**GIVEN INFORMATION:**

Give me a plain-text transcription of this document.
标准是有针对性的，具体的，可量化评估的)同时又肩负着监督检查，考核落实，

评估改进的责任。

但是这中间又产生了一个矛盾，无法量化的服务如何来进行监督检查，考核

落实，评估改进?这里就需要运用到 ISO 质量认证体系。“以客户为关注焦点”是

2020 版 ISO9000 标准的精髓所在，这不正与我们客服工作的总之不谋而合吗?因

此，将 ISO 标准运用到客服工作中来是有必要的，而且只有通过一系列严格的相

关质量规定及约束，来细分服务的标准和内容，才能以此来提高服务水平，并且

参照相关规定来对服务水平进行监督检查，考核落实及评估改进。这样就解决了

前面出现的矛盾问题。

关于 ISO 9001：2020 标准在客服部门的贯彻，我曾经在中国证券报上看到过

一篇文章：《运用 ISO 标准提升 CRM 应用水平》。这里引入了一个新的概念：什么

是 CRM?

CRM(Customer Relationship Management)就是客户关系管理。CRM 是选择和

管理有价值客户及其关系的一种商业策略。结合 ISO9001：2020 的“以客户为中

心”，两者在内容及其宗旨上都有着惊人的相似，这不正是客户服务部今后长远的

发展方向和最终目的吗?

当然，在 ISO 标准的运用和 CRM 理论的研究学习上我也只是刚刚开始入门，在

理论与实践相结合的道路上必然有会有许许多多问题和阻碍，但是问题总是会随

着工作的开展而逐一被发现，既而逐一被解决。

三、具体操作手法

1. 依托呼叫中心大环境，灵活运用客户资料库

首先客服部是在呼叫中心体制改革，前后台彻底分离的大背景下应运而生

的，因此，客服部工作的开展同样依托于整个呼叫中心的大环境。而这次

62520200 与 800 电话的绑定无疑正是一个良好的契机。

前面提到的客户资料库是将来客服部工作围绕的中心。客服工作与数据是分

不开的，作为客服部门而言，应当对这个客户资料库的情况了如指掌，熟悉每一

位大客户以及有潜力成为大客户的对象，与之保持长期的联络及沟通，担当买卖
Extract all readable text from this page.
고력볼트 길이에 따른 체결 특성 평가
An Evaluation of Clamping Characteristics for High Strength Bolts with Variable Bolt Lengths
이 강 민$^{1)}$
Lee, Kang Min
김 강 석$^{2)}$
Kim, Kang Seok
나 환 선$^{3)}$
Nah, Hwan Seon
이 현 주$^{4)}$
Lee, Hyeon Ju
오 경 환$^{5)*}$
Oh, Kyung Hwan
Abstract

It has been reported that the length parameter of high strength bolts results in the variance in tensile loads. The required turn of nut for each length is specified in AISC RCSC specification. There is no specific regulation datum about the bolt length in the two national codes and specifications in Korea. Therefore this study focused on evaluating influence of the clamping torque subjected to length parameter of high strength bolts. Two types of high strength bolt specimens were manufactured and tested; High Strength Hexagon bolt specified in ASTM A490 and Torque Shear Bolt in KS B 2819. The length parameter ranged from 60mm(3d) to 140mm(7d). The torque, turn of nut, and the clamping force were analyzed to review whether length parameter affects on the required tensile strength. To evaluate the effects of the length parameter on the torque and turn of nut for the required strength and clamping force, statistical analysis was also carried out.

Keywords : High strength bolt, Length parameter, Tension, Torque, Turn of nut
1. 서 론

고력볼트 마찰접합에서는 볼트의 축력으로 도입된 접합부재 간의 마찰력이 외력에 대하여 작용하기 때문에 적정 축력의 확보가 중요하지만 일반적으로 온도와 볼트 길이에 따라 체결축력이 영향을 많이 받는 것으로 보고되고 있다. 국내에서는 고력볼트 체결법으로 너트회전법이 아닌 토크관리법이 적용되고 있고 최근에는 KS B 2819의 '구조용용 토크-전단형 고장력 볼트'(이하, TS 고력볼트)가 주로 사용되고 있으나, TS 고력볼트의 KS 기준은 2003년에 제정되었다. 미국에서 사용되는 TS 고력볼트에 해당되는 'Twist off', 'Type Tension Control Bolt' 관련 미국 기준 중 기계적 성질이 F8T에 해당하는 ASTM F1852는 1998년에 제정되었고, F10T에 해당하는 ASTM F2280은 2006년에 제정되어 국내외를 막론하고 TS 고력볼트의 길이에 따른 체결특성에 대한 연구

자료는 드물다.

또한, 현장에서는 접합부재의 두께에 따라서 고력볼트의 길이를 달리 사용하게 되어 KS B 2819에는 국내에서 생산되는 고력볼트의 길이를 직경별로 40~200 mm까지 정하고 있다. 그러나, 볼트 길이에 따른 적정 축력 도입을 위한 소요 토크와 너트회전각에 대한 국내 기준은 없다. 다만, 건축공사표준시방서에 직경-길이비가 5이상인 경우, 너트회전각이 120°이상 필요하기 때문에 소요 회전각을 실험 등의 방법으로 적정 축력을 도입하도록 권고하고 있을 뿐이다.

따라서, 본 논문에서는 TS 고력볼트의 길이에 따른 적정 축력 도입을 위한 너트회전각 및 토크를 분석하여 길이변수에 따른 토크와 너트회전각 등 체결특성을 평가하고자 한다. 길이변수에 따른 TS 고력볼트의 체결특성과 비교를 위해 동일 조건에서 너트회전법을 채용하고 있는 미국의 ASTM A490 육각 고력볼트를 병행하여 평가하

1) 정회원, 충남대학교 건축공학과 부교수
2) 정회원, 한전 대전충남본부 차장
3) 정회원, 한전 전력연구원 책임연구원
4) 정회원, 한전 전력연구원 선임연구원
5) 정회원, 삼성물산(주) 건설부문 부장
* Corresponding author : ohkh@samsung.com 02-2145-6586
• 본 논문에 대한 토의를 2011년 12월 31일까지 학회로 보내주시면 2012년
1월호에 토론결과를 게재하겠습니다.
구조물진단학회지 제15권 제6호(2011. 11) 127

--

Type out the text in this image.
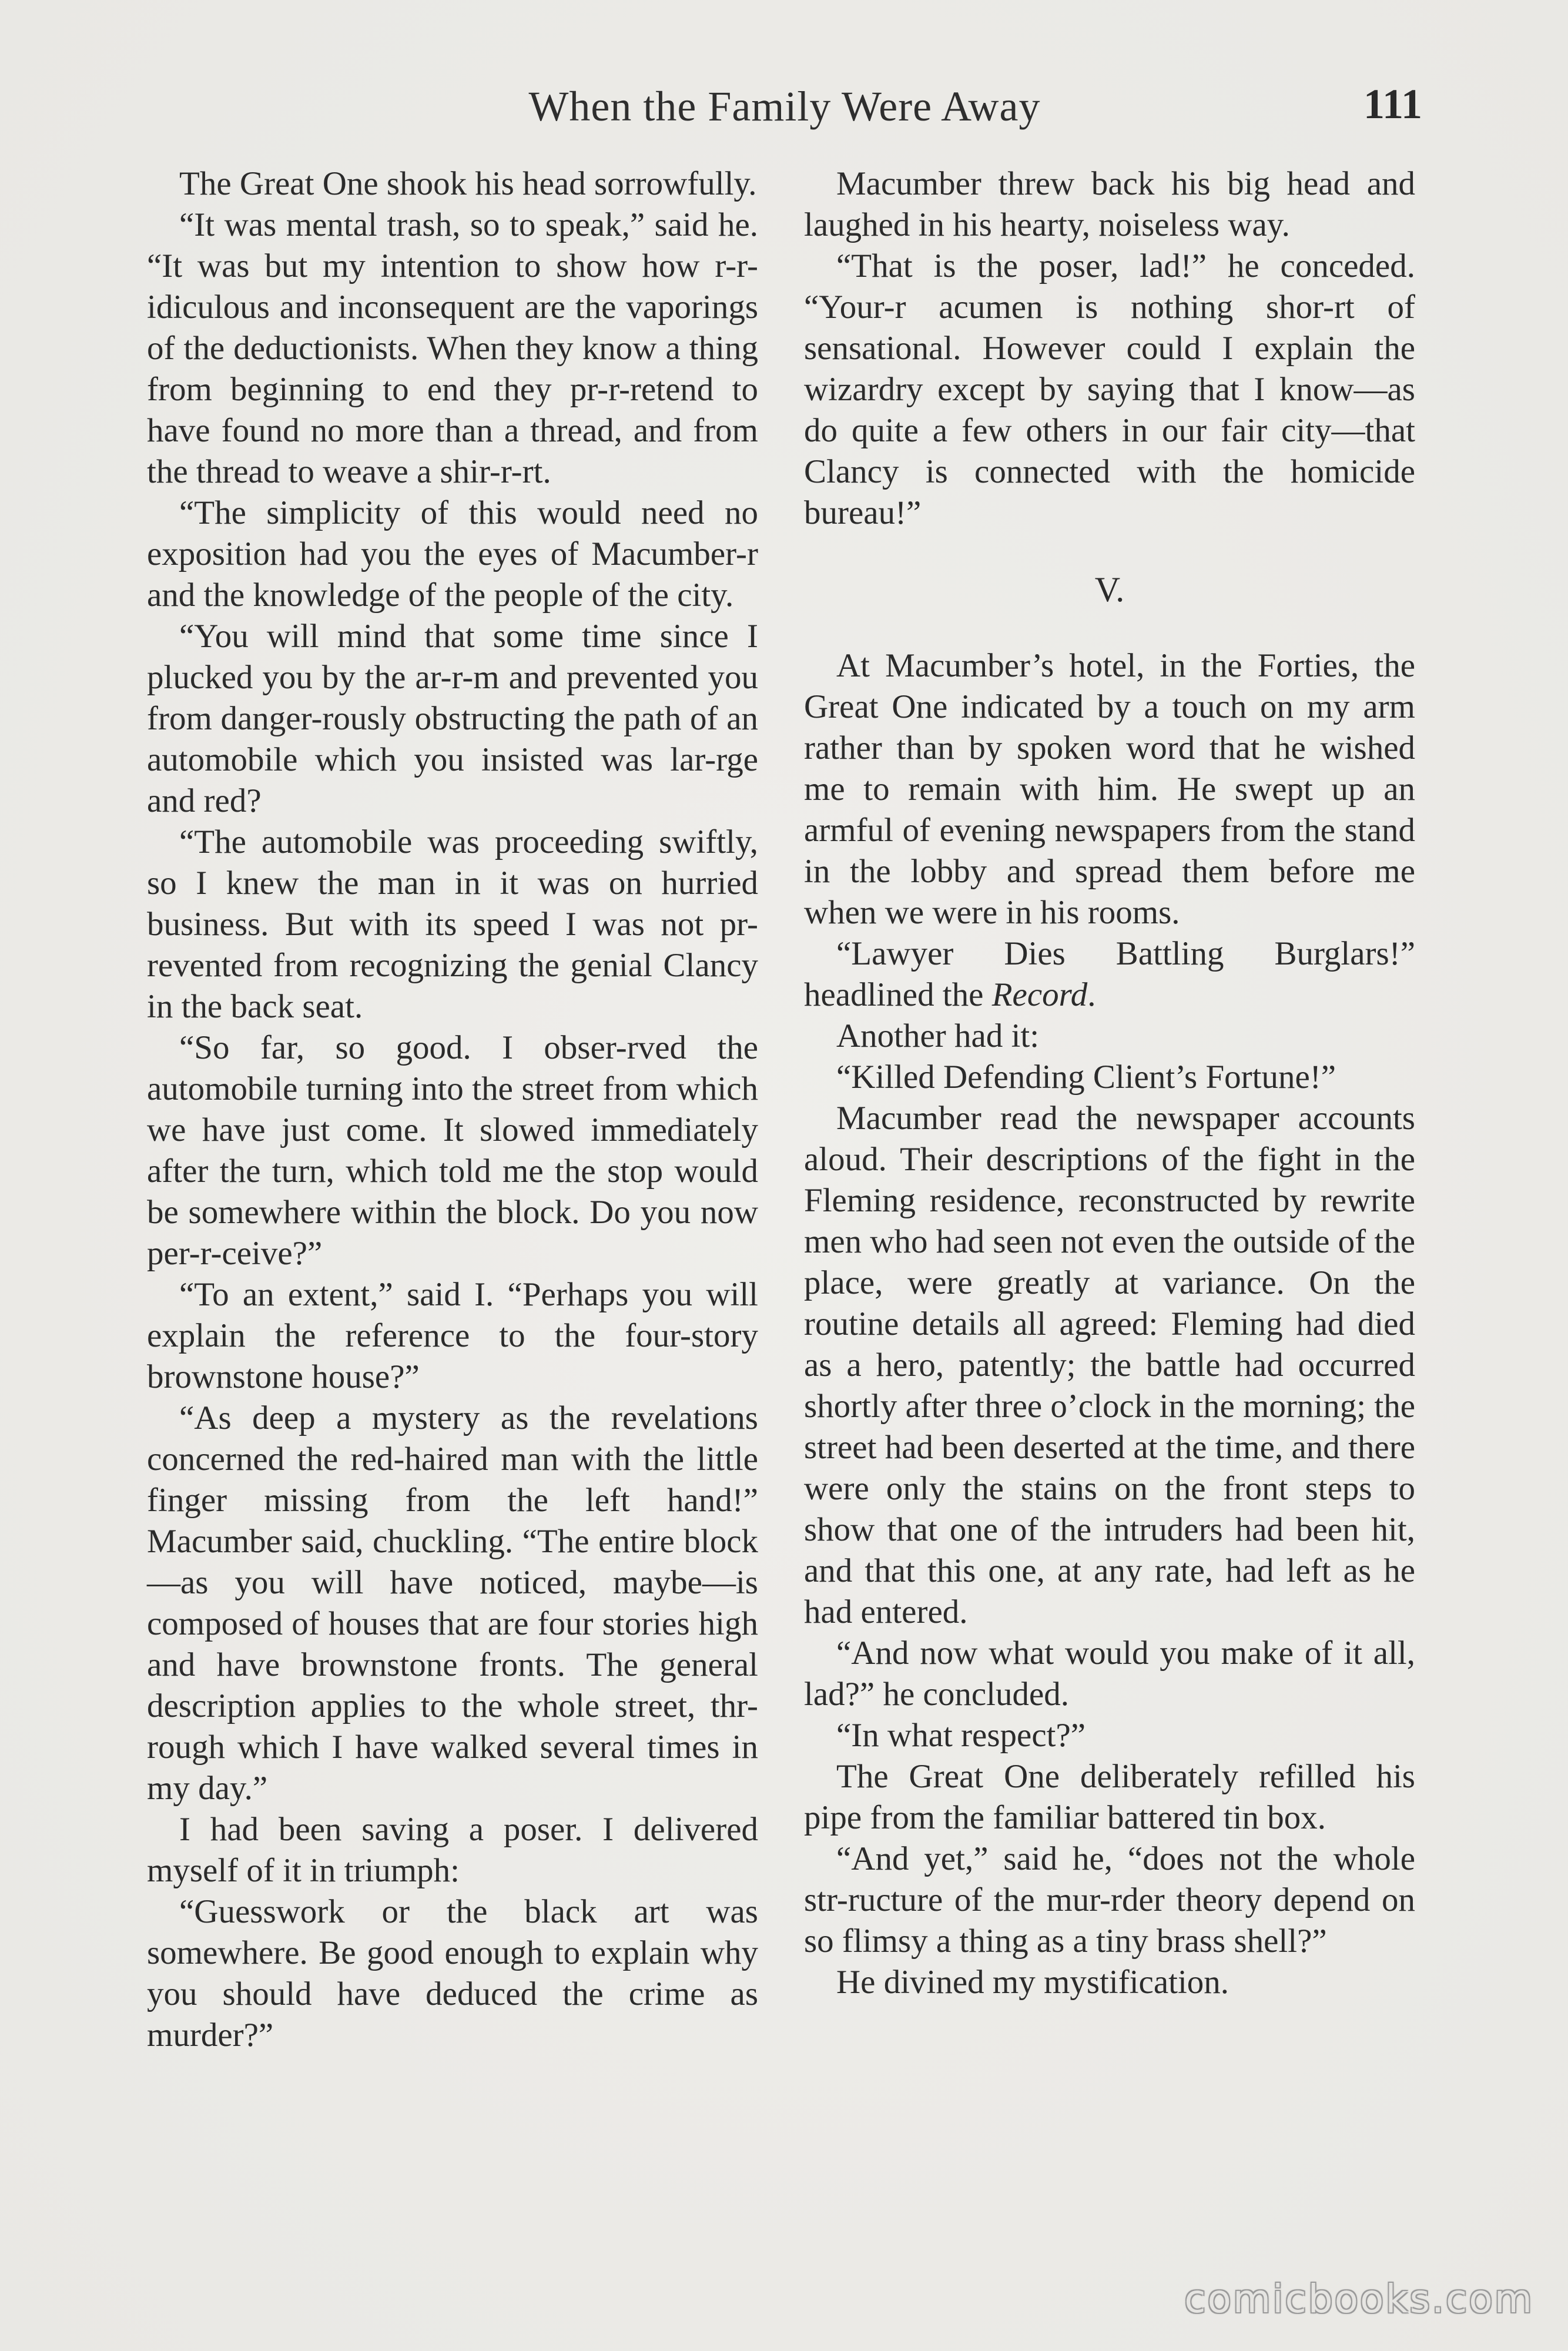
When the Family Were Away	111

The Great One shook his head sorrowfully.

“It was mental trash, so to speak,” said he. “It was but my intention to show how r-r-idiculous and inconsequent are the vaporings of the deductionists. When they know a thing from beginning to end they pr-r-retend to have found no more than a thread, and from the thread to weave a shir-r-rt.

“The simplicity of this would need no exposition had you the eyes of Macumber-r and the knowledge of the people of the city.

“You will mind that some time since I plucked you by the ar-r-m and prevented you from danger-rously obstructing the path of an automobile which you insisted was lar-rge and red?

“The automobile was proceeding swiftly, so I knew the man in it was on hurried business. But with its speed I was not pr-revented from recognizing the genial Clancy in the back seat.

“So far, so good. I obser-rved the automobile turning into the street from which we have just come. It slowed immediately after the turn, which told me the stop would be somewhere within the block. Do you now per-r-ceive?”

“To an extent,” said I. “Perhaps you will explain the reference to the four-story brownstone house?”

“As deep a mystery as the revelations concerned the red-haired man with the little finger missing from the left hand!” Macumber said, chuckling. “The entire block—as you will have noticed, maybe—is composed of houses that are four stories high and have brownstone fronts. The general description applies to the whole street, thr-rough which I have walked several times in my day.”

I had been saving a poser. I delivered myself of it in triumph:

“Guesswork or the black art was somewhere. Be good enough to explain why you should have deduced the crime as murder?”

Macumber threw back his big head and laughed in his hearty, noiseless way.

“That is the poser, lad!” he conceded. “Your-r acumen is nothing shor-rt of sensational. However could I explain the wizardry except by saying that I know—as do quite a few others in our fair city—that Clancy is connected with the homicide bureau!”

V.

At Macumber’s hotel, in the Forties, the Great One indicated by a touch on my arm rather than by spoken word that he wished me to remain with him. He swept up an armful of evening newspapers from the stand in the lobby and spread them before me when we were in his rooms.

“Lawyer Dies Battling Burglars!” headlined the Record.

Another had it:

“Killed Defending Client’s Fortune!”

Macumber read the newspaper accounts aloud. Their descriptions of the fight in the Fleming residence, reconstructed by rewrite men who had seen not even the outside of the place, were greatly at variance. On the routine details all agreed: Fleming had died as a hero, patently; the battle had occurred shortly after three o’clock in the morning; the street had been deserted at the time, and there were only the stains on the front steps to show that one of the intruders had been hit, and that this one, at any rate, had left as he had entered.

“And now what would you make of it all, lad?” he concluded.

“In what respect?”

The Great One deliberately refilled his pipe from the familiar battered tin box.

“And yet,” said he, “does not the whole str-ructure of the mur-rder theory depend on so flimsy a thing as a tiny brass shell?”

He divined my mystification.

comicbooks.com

...

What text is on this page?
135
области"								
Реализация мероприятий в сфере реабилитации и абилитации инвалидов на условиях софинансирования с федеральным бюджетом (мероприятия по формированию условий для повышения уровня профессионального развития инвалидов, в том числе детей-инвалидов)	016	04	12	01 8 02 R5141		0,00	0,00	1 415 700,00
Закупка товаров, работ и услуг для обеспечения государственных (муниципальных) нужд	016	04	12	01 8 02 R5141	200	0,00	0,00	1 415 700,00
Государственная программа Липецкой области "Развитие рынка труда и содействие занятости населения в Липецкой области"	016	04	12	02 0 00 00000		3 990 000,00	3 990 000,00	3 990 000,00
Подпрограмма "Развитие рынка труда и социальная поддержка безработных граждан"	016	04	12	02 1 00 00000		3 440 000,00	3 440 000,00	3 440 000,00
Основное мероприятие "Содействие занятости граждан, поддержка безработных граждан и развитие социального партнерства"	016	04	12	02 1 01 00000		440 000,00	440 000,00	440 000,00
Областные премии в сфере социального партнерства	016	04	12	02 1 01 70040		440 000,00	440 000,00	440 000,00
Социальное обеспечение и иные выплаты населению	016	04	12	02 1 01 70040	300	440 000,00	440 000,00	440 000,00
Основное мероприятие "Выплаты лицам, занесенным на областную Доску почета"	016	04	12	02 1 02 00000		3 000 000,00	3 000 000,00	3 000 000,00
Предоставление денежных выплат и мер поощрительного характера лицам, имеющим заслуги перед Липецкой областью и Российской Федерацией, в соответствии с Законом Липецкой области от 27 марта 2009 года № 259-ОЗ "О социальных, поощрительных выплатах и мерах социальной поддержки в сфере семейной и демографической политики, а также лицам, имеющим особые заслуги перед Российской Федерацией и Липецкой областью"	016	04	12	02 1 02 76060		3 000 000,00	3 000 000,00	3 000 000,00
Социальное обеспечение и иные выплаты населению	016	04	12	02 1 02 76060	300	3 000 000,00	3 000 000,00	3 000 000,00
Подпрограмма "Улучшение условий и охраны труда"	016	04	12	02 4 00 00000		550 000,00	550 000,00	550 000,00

**WHAT YOU HAVE TO DO:**
Report each line of the material above where the word "населению" appears.

**ANSWER FOR THIS EXERCISE:**
Социальное обеспечение и иные выплаты населению	016	04	12	02 1 01 70040	300	440 000,00	440 000,00	440 000,00
Социальное обеспечение и иные выплаты населению	016	04	12	02 1 02 76060	300	3 000 000,00	3 000 000,00	3 000 000,00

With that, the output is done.